● **Exercise aim**
Repeat the full listing below verbatim and keep the images out.

━━━ Data in this exercise

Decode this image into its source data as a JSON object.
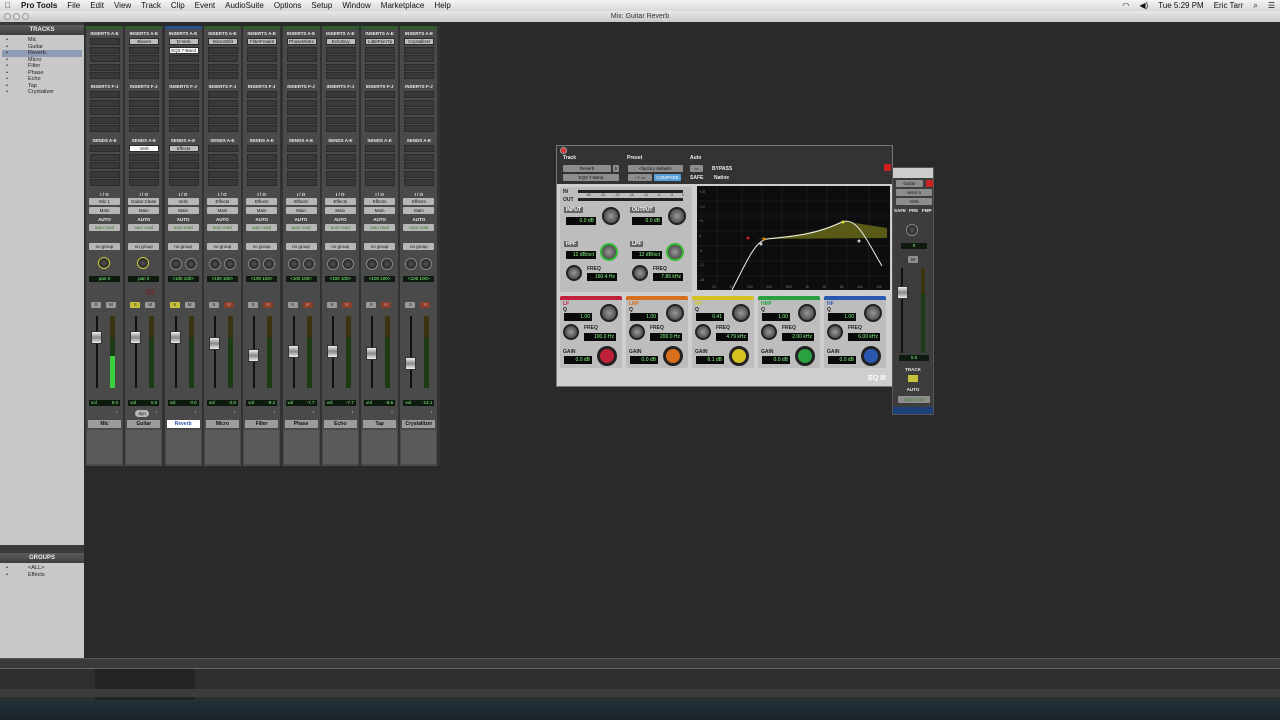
{
  "menubar": {
    "app": "Pro Tools",
    "items": [
      "File",
      "Edit",
      "View",
      "Track",
      "Clip",
      "Event",
      "AudioSuite",
      "Options",
      "Setup",
      "Window",
      "Marketplace",
      "Help"
    ],
    "clock": "Tue 5:29 PM",
    "user": "Eric Tarr"
  },
  "window": {
    "title": "Mix: Guitar Reverb"
  },
  "tracks_panel": {
    "title": "TRACKS",
    "items": [
      "Mic",
      "Guitar",
      "Reverb",
      "Micro",
      "Filter",
      "Phase",
      "Echo",
      "Tap",
      "Crystalizer"
    ],
    "selected": 2
  },
  "groups_panel": {
    "title": "GROUPS",
    "items": [
      "<ALL>",
      "Effects"
    ]
  },
  "mixer": {
    "labels": {
      "inserts_ae": "INSERTS A-E",
      "inserts_fj": "INSERTS F-J",
      "sends_ae": "SENDS A-E",
      "io": "I / O",
      "auto": "AUTO",
      "group": "no group",
      "solo": "S",
      "mute": "M"
    },
    "strips": [
      {
        "name": "Mic",
        "insert": "",
        "insert2": "",
        "send": "",
        "input": "Mic 1",
        "output": "Main",
        "auto": "auto read",
        "pan": "pan  0",
        "stereo": false,
        "vol": "0.0",
        "fader": 0.78,
        "meter": 0.45,
        "solo": false,
        "mute_on": false
      },
      {
        "name": "Guitar",
        "insert": "Eleven",
        "insert2": "",
        "send": "Verb",
        "input": "Guitar Clean",
        "output": "Main",
        "auto": "auto read",
        "pan": "pan  0",
        "stereo": false,
        "vol": "0.0",
        "fader": 0.78,
        "meter": 0,
        "solo": true,
        "mute_on": false,
        "dyn": "dyn"
      },
      {
        "name": "Reverb",
        "insert": "D-Verb",
        "insert2": "EQ3 7-Band",
        "send": "Effects",
        "input": "Verb",
        "output": "Main",
        "auto": "auto read",
        "pan": "<100  100>",
        "stereo": true,
        "vol": "0.0",
        "fader": 0.78,
        "meter": 0,
        "solo": true,
        "mute_on": false
      },
      {
        "name": "Micro",
        "insert": "MicroShift",
        "insert2": "",
        "send": "",
        "input": "Effects",
        "output": "Main",
        "auto": "auto read",
        "pan": "<100  100>",
        "stereo": true,
        "vol": "-2.8",
        "fader": 0.68,
        "meter": 0,
        "solo": false,
        "mute_on": true
      },
      {
        "name": "Filter",
        "insert": "FilterFreak2",
        "insert2": "",
        "send": "",
        "input": "Effects",
        "output": "Main",
        "auto": "auto read",
        "pan": "<100  100>",
        "stereo": true,
        "vol": "-9.2",
        "fader": 0.5,
        "meter": 0,
        "solo": false,
        "mute_on": true
      },
      {
        "name": "Phase",
        "insert": "PhaseMistrs",
        "insert2": "",
        "send": "",
        "input": "Effects",
        "output": "Main",
        "auto": "auto read",
        "pan": "<100  100>",
        "stereo": true,
        "vol": "-7.7",
        "fader": 0.56,
        "meter": 0,
        "solo": false,
        "mute_on": true
      },
      {
        "name": "Echo",
        "insert": "EchoBoy",
        "insert2": "",
        "send": "",
        "input": "Effects",
        "output": "Main",
        "auto": "auto read",
        "pan": "<100  100>",
        "stereo": true,
        "vol": "-7.7",
        "fader": 0.56,
        "meter": 0,
        "solo": false,
        "mute_on": true
      },
      {
        "name": "Tap",
        "insert": "LittlePrimTp",
        "insert2": "",
        "send": "",
        "input": "Effects",
        "output": "Main",
        "auto": "auto read",
        "pan": "<100  100>",
        "stereo": true,
        "vol": "-8.6",
        "fader": 0.53,
        "meter": 0,
        "solo": false,
        "mute_on": true
      },
      {
        "name": "Crystallizer",
        "insert": "Crystallizer",
        "insert2": "",
        "send": "",
        "input": "Effects",
        "output": "Main",
        "auto": "auto read",
        "pan": "<100  100>",
        "stereo": true,
        "vol": "-14.1",
        "fader": 0.38,
        "meter": 0,
        "solo": false,
        "mute_on": true
      }
    ]
  },
  "plugin": {
    "track_label": "Track",
    "preset_label": "Preset",
    "auto_label": "Auto",
    "track": "Reverb",
    "track_suffix": "b",
    "insert": "EQ3 7-Band",
    "preset": "<factory default>",
    "compare": "COMPARE",
    "bypass": "BYPASS",
    "safe": "SAFE",
    "native": "Native",
    "in": "IN",
    "out": "OUT",
    "meter_scale": [
      "-60",
      "-32",
      "-22",
      "-16",
      "-10",
      "-6",
      "-3",
      "0"
    ],
    "input": {
      "label": "INPUT",
      "value": "0.0 dB"
    },
    "output": {
      "label": "OUTPUT",
      "value": "0.0 dB"
    },
    "hpf": {
      "label": "HPF",
      "q": "12 dB/oct",
      "freq": "160.4 Hz"
    },
    "lpf": {
      "label": "LPF",
      "q": "12 dB/oct",
      "freq": "7.86 kHz"
    },
    "graph_x": [
      "20",
      "50",
      "100",
      "200",
      "500",
      "1k",
      "2k",
      "5k",
      "10k",
      "20k"
    ],
    "graph_y": [
      "+18",
      "+12",
      "+6",
      "0",
      "-6",
      "-12",
      "-18"
    ],
    "q_label": "Q",
    "freq_label": "FREQ",
    "gain_label": "GAIN",
    "bands": [
      {
        "label": "LF",
        "q": "1.00",
        "freq": "100.0 Hz",
        "gain": "0.0 dB",
        "color": "#c0203a"
      },
      {
        "label": "LMF",
        "q": "1.00",
        "freq": "200.0 Hz",
        "gain": "0.0 dB",
        "color": "#d9701e"
      },
      {
        "label": "MF",
        "q": "0.41",
        "freq": "4.79 kHz",
        "gain": "6.1 dB",
        "color": "#d6c21e"
      },
      {
        "label": "HMF",
        "q": "1.00",
        "freq": "2.00 kHz",
        "gain": "0.0 dB",
        "color": "#2aa040"
      },
      {
        "label": "HF",
        "q": "1.00",
        "freq": "6.00 kHz",
        "gain": "0.0 dB",
        "color": "#2a58b0"
      }
    ],
    "logo": "EQ III"
  },
  "send_window": {
    "track": "Guitar",
    "send": "send a",
    "dest": "Verb",
    "safe": "SAFE",
    "pre": "PRE",
    "fmp": "FMP",
    "pan": "0",
    "mute": "M",
    "level": "0.0",
    "track_label": "TRACK",
    "auto_label": "AUTO",
    "auto": "auto read"
  }
}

━━━━━━

● **Reply to the task**
Decode this image into its source data as a JSON object.
{
  "menubar": {
    "app": "Pro Tools",
    "items": [
      "File",
      "Edit",
      "View",
      "Track",
      "Clip",
      "Event",
      "AudioSuite",
      "Options",
      "Setup",
      "Window",
      "Marketplace",
      "Help"
    ],
    "clock": "Tue 5:29 PM",
    "user": "Eric Tarr"
  },
  "window": {
    "title": "Mix: Guitar Reverb"
  },
  "tracks_panel": {
    "title": "TRACKS",
    "items": [
      "Mic",
      "Guitar",
      "Reverb",
      "Micro",
      "Filter",
      "Phase",
      "Echo",
      "Tap",
      "Crystalizer"
    ],
    "selected": 2
  },
  "groups_panel": {
    "title": "GROUPS",
    "items": [
      "<ALL>",
      "Effects"
    ]
  },
  "mixer": {
    "labels": {
      "inserts_ae": "INSERTS A-E",
      "inserts_fj": "INSERTS F-J",
      "sends_ae": "SENDS A-E",
      "io": "I / O",
      "auto": "AUTO",
      "group": "no group",
      "solo": "S",
      "mute": "M"
    },
    "strips": [
      {
        "name": "Mic",
        "insert": "",
        "insert2": "",
        "send": "",
        "input": "Mic 1",
        "output": "Main",
        "auto": "auto read",
        "pan": "pan  0",
        "stereo": false,
        "vol": "0.0",
        "fader": 0.78,
        "meter": 0.45,
        "solo": false,
        "mute_on": false
      },
      {
        "name": "Guitar",
        "insert": "Eleven",
        "insert2": "",
        "send": "Verb",
        "input": "Guitar Clean",
        "output": "Main",
        "auto": "auto read",
        "pan": "pan  0",
        "stereo": false,
        "vol": "0.0",
        "fader": 0.78,
        "meter": 0,
        "solo": true,
        "mute_on": false,
        "dyn": "dyn"
      },
      {
        "name": "Reverb",
        "insert": "D-Verb",
        "insert2": "EQ3 7-Band",
        "send": "Effects",
        "input": "Verb",
        "output": "Main",
        "auto": "auto read",
        "pan": "<100  100>",
        "stereo": true,
        "vol": "0.0",
        "fader": 0.78,
        "meter": 0,
        "solo": true,
        "mute_on": false
      },
      {
        "name": "Micro",
        "insert": "MicroShift",
        "insert2": "",
        "send": "",
        "input": "Effects",
        "output": "Main",
        "auto": "auto read",
        "pan": "<100  100>",
        "stereo": true,
        "vol": "-2.8",
        "fader": 0.68,
        "meter": 0,
        "solo": false,
        "mute_on": true
      },
      {
        "name": "Filter",
        "insert": "FilterFreak2",
        "insert2": "",
        "send": "",
        "input": "Effects",
        "output": "Main",
        "auto": "auto read",
        "pan": "<100  100>",
        "stereo": true,
        "vol": "-9.2",
        "fader": 0.5,
        "meter": 0,
        "solo": false,
        "mute_on": true
      },
      {
        "name": "Phase",
        "insert": "PhaseMistrs",
        "insert2": "",
        "send": "",
        "input": "Effects",
        "output": "Main",
        "auto": "auto read",
        "pan": "<100  100>",
        "stereo": true,
        "vol": "-7.7",
        "fader": 0.56,
        "meter": 0,
        "solo": false,
        "mute_on": true
      },
      {
        "name": "Echo",
        "insert": "EchoBoy",
        "insert2": "",
        "send": "",
        "input": "Effects",
        "output": "Main",
        "auto": "auto read",
        "pan": "<100  100>",
        "stereo": true,
        "vol": "-7.7",
        "fader": 0.56,
        "meter": 0,
        "solo": false,
        "mute_on": true
      },
      {
        "name": "Tap",
        "insert": "LittlePrimTp",
        "insert2": "",
        "send": "",
        "input": "Effects",
        "output": "Main",
        "auto": "auto read",
        "pan": "<100  100>",
        "stereo": true,
        "vol": "-8.6",
        "fader": 0.53,
        "meter": 0,
        "solo": false,
        "mute_on": true
      },
      {
        "name": "Crystallizer",
        "insert": "Crystallizer",
        "insert2": "",
        "send": "",
        "input": "Effects",
        "output": "Main",
        "auto": "auto read",
        "pan": "<100  100>",
        "stereo": true,
        "vol": "-14.1",
        "fader": 0.38,
        "meter": 0,
        "solo": false,
        "mute_on": true
      }
    ]
  },
  "plugin": {
    "track_label": "Track",
    "preset_label": "Preset",
    "auto_label": "Auto",
    "track": "Reverb",
    "track_suffix": "b",
    "insert": "EQ3 7-Band",
    "preset": "<factory default>",
    "compare": "COMPARE",
    "bypass": "BYPASS",
    "safe": "SAFE",
    "native": "Native",
    "in": "IN",
    "out": "OUT",
    "meter_scale": [
      "-60",
      "-32",
      "-22",
      "-16",
      "-10",
      "-6",
      "-3",
      "0"
    ],
    "input": {
      "label": "INPUT",
      "value": "0.0 dB"
    },
    "output": {
      "label": "OUTPUT",
      "value": "0.0 dB"
    },
    "hpf": {
      "label": "HPF",
      "q": "12 dB/oct",
      "freq": "160.4 Hz"
    },
    "lpf": {
      "label": "LPF",
      "q": "12 dB/oct",
      "freq": "7.86 kHz"
    },
    "graph_x": [
      "20",
      "50",
      "100",
      "200",
      "500",
      "1k",
      "2k",
      "5k",
      "10k",
      "20k"
    ],
    "graph_y": [
      "+18",
      "+12",
      "+6",
      "0",
      "-6",
      "-12",
      "-18"
    ],
    "q_label": "Q",
    "freq_label": "FREQ",
    "gain_label": "GAIN",
    "bands": [
      {
        "label": "LF",
        "q": "1.00",
        "freq": "100.0 Hz",
        "gain": "0.0 dB",
        "color": "#c0203a"
      },
      {
        "label": "LMF",
        "q": "1.00",
        "freq": "200.0 Hz",
        "gain": "0.0 dB",
        "color": "#d9701e"
      },
      {
        "label": "MF",
        "q": "0.41",
        "freq": "4.79 kHz",
        "gain": "6.1 dB",
        "color": "#d6c21e"
      },
      {
        "label": "HMF",
        "q": "1.00",
        "freq": "2.00 kHz",
        "gain": "0.0 dB",
        "color": "#2aa040"
      },
      {
        "label": "HF",
        "q": "1.00",
        "freq": "6.00 kHz",
        "gain": "0.0 dB",
        "color": "#2a58b0"
      }
    ],
    "logo": "EQ III"
  },
  "send_window": {
    "track": "Guitar",
    "send": "send a",
    "dest": "Verb",
    "safe": "SAFE",
    "pre": "PRE",
    "fmp": "FMP",
    "pan": "0",
    "mute": "M",
    "level": "0.0",
    "track_label": "TRACK",
    "auto_label": "AUTO",
    "auto": "auto read"
  }
}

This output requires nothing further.